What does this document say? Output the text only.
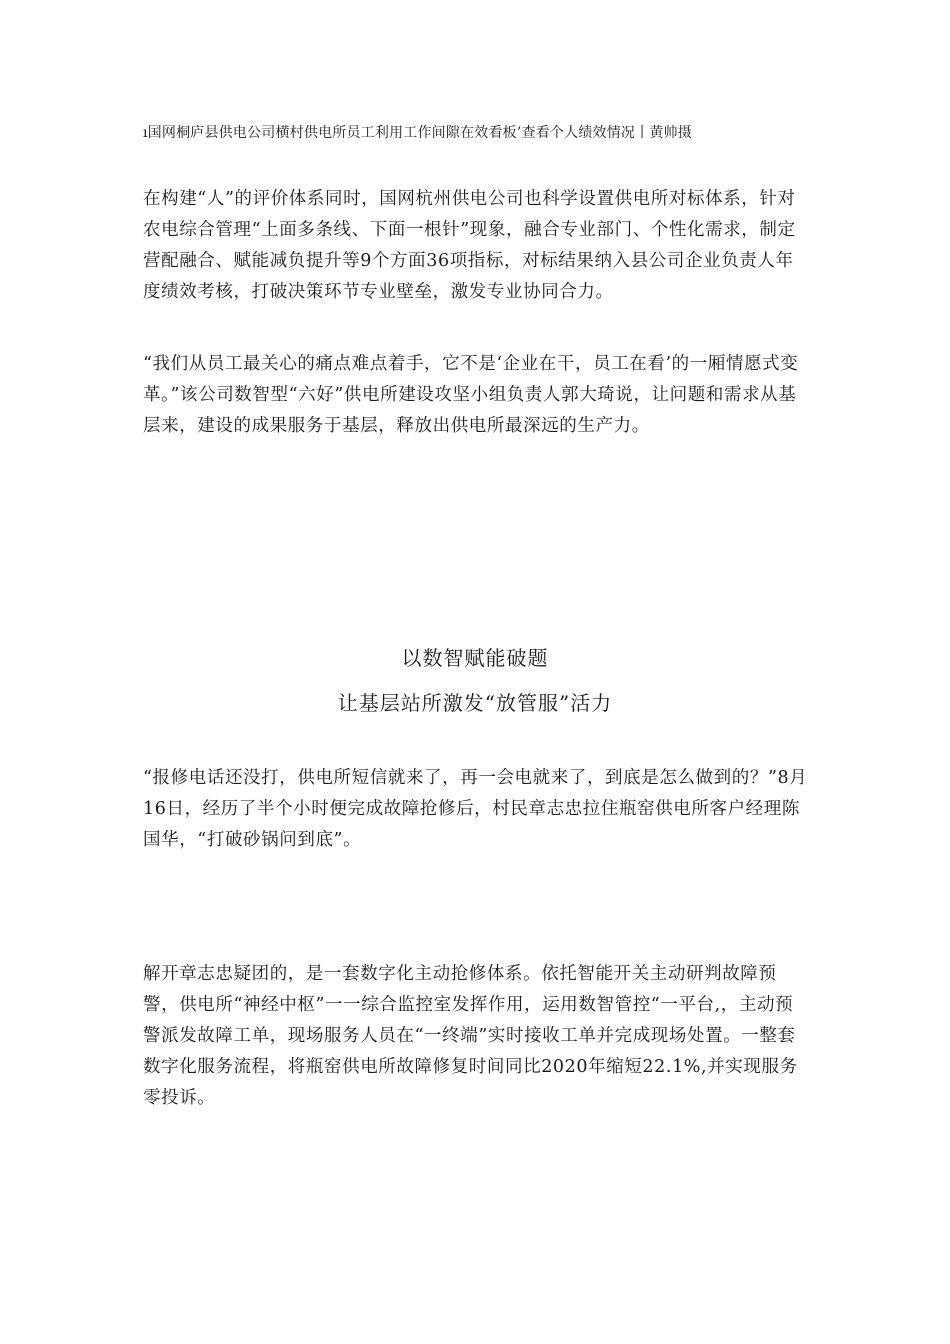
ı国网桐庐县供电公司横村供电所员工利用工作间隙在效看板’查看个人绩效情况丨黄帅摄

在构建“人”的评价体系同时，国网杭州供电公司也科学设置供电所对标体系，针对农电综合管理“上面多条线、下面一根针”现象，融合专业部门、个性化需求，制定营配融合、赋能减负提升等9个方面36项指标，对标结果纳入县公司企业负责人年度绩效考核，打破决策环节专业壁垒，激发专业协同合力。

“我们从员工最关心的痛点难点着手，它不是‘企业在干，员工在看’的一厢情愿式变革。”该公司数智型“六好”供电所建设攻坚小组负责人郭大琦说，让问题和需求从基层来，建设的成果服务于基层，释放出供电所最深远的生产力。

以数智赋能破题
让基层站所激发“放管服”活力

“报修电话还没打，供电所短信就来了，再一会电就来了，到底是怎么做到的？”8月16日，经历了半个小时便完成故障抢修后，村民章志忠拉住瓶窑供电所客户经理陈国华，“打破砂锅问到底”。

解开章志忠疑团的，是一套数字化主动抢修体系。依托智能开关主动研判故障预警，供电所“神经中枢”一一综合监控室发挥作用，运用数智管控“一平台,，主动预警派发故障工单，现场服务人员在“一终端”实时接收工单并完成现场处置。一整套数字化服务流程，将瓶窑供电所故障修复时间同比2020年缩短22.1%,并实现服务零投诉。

----------

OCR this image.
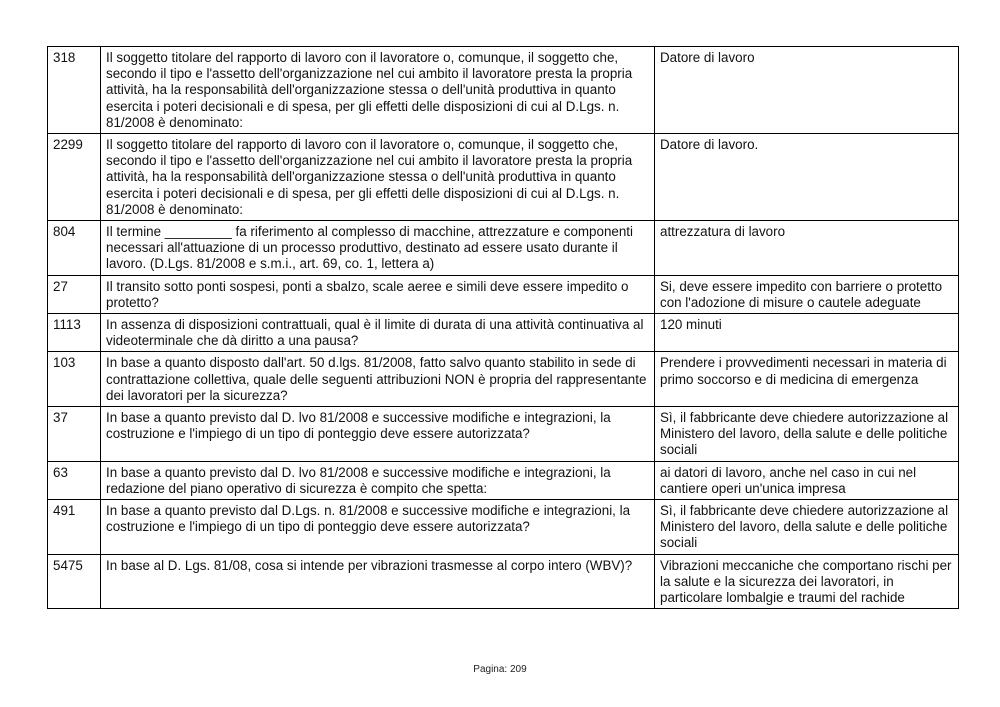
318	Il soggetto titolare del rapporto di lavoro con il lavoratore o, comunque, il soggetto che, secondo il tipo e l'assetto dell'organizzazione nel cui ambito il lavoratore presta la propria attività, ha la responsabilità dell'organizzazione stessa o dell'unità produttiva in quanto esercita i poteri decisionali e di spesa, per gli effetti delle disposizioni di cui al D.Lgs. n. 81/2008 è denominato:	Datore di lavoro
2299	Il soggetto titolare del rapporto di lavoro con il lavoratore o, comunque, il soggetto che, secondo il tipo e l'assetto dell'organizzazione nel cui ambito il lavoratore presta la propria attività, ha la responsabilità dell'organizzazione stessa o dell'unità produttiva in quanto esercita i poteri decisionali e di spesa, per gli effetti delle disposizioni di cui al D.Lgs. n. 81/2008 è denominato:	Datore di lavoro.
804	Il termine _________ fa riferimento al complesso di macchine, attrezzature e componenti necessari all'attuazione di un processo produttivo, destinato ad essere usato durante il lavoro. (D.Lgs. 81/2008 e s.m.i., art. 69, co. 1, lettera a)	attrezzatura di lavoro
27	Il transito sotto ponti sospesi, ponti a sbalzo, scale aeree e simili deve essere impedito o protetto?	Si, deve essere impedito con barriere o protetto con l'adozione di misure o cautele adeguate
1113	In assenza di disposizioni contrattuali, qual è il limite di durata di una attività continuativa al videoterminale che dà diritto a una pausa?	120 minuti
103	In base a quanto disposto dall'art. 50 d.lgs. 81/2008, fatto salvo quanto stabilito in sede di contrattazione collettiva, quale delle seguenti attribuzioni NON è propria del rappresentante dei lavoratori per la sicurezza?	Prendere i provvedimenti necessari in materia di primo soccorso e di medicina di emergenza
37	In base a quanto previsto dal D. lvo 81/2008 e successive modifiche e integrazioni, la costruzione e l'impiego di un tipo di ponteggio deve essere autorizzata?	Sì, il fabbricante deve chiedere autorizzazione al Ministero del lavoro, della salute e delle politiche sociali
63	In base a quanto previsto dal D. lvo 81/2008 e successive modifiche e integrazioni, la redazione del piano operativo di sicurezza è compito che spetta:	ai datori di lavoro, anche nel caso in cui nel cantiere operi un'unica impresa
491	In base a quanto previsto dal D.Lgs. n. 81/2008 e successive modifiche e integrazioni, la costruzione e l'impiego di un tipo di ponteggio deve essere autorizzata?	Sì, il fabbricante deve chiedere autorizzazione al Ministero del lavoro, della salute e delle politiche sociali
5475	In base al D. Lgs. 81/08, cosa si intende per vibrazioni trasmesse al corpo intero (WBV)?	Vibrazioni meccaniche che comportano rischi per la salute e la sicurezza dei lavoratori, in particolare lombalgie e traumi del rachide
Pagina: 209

----------

**SHORT EXERCISE**
Your task is to gather every line with the word "this" and copy it.

**EXERCISE RESPONSE**
What does this document say? Output the text only.
OCR this image.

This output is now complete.